[Opening MATERIAL TO PROCESS section]

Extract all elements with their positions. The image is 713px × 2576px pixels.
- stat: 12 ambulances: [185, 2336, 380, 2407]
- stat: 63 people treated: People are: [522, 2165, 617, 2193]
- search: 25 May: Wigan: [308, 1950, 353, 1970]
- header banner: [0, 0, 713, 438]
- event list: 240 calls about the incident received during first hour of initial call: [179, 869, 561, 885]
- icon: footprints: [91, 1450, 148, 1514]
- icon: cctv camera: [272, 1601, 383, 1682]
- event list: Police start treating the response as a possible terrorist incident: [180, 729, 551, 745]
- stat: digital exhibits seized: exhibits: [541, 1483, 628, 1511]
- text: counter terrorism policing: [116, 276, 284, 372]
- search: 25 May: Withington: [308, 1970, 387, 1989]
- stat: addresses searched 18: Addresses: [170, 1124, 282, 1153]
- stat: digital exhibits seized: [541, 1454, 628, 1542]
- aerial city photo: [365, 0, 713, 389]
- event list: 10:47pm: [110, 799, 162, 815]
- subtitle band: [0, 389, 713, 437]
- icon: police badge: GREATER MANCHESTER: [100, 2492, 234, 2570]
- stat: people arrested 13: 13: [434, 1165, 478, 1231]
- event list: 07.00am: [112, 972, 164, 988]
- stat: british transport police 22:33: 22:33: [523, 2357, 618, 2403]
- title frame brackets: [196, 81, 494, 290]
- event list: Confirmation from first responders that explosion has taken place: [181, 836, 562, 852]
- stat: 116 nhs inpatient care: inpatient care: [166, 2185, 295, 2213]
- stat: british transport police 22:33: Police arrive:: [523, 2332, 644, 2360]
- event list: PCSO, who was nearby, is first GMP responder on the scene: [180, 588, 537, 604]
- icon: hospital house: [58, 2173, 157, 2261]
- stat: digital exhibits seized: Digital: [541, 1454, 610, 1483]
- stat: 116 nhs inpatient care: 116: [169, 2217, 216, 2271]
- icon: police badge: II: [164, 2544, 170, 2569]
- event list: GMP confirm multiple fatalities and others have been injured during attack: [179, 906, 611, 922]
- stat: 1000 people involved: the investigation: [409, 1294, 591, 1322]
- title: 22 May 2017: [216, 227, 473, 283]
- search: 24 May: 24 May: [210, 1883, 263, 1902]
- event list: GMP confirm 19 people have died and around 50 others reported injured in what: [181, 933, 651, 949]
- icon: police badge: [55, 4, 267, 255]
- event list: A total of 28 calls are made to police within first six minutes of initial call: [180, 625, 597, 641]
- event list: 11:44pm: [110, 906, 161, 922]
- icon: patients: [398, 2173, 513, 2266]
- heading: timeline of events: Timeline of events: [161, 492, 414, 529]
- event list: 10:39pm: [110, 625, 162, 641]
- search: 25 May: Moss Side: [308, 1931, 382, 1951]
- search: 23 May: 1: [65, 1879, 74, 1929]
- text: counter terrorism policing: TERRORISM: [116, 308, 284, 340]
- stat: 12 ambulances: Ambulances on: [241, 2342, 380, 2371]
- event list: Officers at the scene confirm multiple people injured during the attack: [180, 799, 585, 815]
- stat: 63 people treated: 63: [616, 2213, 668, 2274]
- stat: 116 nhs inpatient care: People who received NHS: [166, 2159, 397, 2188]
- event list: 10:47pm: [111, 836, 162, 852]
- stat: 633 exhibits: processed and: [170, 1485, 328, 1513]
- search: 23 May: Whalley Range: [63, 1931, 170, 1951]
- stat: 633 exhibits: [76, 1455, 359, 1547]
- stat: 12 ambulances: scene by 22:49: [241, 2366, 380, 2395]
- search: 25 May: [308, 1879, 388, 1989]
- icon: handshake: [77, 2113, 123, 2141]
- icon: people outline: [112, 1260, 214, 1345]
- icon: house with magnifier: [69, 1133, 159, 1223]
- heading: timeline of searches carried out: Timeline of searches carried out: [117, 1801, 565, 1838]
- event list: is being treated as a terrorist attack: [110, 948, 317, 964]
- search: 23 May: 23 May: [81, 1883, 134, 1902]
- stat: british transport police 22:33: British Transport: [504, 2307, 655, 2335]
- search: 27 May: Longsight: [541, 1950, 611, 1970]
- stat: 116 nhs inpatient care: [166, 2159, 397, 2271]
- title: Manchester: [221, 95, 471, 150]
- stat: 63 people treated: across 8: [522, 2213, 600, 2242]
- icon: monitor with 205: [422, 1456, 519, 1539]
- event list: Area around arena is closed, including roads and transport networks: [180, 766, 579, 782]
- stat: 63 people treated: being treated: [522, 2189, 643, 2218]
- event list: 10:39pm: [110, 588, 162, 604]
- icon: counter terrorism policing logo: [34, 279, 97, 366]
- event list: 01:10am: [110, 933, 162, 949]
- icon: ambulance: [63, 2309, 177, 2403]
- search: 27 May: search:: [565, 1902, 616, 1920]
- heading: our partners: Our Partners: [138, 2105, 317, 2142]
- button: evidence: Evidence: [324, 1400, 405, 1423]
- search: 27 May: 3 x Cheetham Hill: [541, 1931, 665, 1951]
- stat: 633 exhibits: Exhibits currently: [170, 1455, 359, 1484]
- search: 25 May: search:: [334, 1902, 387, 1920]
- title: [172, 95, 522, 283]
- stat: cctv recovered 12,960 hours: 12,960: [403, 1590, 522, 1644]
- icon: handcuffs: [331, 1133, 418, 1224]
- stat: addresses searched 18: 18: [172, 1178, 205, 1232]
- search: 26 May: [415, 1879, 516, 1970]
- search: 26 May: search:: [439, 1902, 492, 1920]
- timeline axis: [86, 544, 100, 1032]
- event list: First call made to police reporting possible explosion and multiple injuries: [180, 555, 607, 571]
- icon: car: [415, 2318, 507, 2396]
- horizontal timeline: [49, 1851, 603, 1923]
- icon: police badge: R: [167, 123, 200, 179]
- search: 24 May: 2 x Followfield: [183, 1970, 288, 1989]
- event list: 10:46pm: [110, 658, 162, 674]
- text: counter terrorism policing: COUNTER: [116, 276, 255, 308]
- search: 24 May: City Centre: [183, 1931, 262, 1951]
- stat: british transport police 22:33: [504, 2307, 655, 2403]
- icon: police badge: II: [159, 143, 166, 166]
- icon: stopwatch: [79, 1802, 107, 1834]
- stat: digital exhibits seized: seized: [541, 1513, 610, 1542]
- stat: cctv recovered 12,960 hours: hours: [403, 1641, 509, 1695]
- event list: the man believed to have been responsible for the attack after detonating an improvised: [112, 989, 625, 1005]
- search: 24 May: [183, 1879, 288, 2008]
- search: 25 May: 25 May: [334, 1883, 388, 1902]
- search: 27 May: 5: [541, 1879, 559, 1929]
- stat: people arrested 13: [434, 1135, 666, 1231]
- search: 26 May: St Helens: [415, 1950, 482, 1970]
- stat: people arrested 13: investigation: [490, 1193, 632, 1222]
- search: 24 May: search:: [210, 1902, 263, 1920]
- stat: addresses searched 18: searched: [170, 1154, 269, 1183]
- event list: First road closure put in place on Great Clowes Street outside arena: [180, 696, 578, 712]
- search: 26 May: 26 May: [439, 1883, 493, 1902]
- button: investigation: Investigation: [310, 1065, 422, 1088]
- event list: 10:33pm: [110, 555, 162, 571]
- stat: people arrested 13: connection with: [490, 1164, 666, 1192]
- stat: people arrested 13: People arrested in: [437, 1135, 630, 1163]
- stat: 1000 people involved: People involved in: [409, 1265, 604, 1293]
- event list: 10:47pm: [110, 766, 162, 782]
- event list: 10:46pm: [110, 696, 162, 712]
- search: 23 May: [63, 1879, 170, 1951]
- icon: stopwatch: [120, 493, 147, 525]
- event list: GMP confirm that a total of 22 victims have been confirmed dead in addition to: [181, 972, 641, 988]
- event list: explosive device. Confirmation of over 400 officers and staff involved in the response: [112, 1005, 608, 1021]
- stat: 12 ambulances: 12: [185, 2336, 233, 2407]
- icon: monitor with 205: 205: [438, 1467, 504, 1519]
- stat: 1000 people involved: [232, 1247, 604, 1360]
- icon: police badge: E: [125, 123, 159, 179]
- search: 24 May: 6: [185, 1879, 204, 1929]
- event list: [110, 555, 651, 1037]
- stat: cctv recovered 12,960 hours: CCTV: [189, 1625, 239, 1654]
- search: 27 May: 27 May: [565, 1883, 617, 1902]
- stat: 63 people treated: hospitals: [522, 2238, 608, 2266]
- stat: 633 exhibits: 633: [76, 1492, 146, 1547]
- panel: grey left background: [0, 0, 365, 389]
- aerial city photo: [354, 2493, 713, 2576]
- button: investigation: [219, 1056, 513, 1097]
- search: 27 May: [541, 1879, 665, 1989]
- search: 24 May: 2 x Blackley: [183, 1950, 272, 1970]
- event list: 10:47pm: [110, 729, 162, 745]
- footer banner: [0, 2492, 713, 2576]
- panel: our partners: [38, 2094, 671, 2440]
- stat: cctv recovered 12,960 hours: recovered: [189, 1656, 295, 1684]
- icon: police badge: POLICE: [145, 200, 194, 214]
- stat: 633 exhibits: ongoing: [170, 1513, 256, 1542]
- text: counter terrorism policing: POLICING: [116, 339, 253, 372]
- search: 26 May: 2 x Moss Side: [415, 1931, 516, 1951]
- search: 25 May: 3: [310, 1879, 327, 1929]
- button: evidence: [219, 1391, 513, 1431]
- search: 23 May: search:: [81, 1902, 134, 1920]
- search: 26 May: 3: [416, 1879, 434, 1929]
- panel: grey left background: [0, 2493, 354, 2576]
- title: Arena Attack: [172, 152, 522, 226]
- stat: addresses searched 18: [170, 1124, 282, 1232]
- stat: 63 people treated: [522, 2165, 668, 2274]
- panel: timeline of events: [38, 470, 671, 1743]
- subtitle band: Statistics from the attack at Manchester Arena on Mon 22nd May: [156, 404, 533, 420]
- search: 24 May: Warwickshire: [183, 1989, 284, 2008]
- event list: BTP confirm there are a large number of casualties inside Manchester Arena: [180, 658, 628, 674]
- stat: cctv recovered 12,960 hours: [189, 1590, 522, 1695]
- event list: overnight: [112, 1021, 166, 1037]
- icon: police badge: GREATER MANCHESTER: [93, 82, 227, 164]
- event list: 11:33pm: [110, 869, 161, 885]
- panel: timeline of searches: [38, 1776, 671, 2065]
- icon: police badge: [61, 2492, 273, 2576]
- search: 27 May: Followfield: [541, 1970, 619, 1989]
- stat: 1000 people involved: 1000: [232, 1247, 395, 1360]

[Closing MATERIAL TO PROCESS section]

→ **PROBLEM TO SOLVE**:
Whichever lines of the data include the word "badge", pull them out.

→ **WRITTEN ANSWER**:
- icon: police badge: GREATER MANCHESTER: [100, 2492, 234, 2570]
- icon: police badge: II: [164, 2544, 170, 2569]
- icon: police badge: [55, 4, 267, 255]
- icon: police badge: R: [167, 123, 200, 179]
- icon: police badge: II: [159, 143, 166, 166]
- icon: police badge: E: [125, 123, 159, 179]
- icon: police badge: POLICE: [145, 200, 194, 214]
- icon: police badge: GREATER MANCHESTER: [93, 82, 227, 164]
- icon: police badge: [61, 2492, 273, 2576]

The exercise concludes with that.